(Dataset items)
"""
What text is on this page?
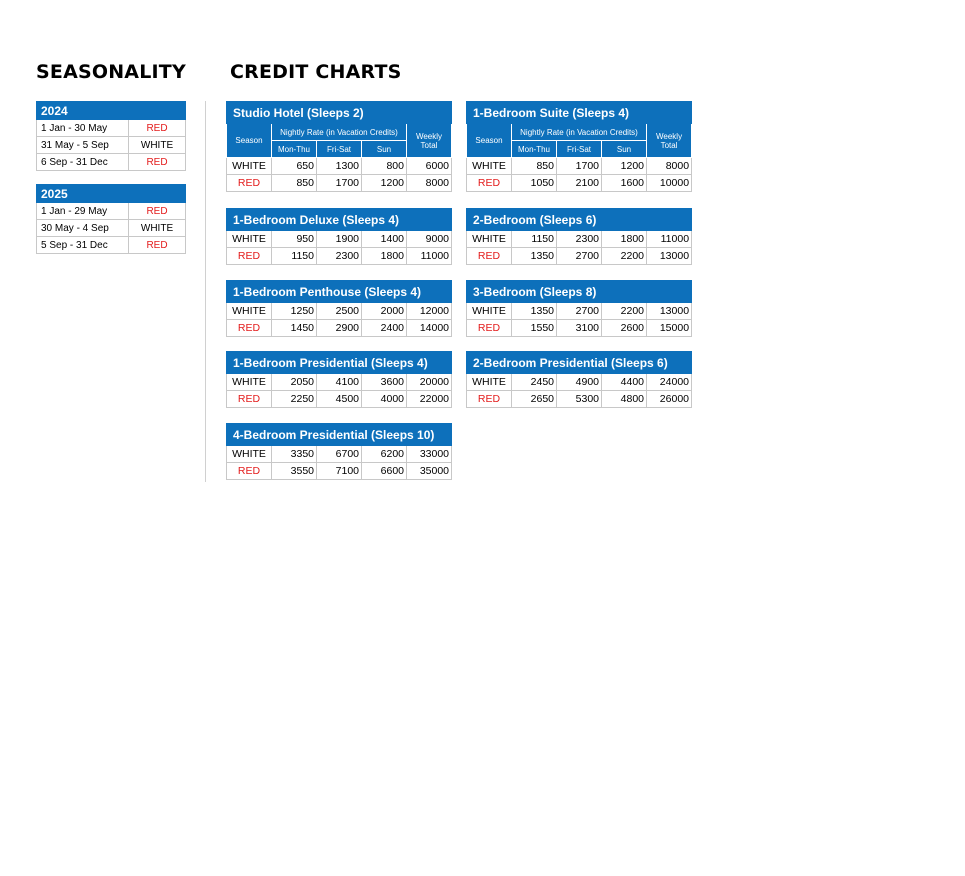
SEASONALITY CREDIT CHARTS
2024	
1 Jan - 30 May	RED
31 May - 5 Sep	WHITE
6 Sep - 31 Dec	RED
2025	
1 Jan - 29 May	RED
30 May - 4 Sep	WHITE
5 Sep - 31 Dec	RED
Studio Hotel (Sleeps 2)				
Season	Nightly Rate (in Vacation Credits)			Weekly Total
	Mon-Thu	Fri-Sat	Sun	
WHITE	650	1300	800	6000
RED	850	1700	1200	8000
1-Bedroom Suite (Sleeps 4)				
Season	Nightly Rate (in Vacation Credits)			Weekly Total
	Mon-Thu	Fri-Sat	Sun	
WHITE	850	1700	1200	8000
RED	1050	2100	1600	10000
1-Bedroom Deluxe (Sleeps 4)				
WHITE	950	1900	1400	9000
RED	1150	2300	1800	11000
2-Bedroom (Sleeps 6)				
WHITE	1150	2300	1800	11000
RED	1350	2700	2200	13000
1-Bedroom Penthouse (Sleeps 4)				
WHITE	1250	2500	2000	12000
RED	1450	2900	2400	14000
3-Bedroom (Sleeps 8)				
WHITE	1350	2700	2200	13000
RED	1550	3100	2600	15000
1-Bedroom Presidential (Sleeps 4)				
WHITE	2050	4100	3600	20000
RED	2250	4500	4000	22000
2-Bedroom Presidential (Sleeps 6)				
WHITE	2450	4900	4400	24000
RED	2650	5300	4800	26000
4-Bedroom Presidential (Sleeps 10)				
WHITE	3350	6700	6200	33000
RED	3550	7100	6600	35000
"""
■ DIRECTIONS ■
Print all of the records shown above exactly, leaving out each picture.

■ WRITTEN RESPONSE ■
What text is on this page?
SEASONALITY CREDIT CHARTS
2024	
1 Jan - 30 May	RED
31 May - 5 Sep	WHITE
6 Sep - 31 Dec	RED
2025	
1 Jan - 29 May	RED
30 May - 4 Sep	WHITE
5 Sep - 31 Dec	RED
Studio Hotel (Sleeps 2)				
Season	Nightly Rate (in Vacation Credits)			Weekly Total
	Mon-Thu	Fri-Sat	Sun	
WHITE	650	1300	800	6000
RED	850	1700	1200	8000
1-Bedroom Suite (Sleeps 4)				
Season	Nightly Rate (in Vacation Credits)			Weekly Total
	Mon-Thu	Fri-Sat	Sun	
WHITE	850	1700	1200	8000
RED	1050	2100	1600	10000
1-Bedroom Deluxe (Sleeps 4)				
WHITE	950	1900	1400	9000
RED	1150	2300	1800	11000
2-Bedroom (Sleeps 6)				
WHITE	1150	2300	1800	11000
RED	1350	2700	2200	13000
1-Bedroom Penthouse (Sleeps 4)				
WHITE	1250	2500	2000	12000
RED	1450	2900	2400	14000
3-Bedroom (Sleeps 8)				
WHITE	1350	2700	2200	13000
RED	1550	3100	2600	15000
1-Bedroom Presidential (Sleeps 4)				
WHITE	2050	4100	3600	20000
RED	2250	4500	4000	22000
2-Bedroom Presidential (Sleeps 6)				
WHITE	2450	4900	4400	24000
RED	2650	5300	4800	26000
4-Bedroom Presidential (Sleeps 10)				
WHITE	3350	6700	6200	33000
RED	3550	7100	6600	35000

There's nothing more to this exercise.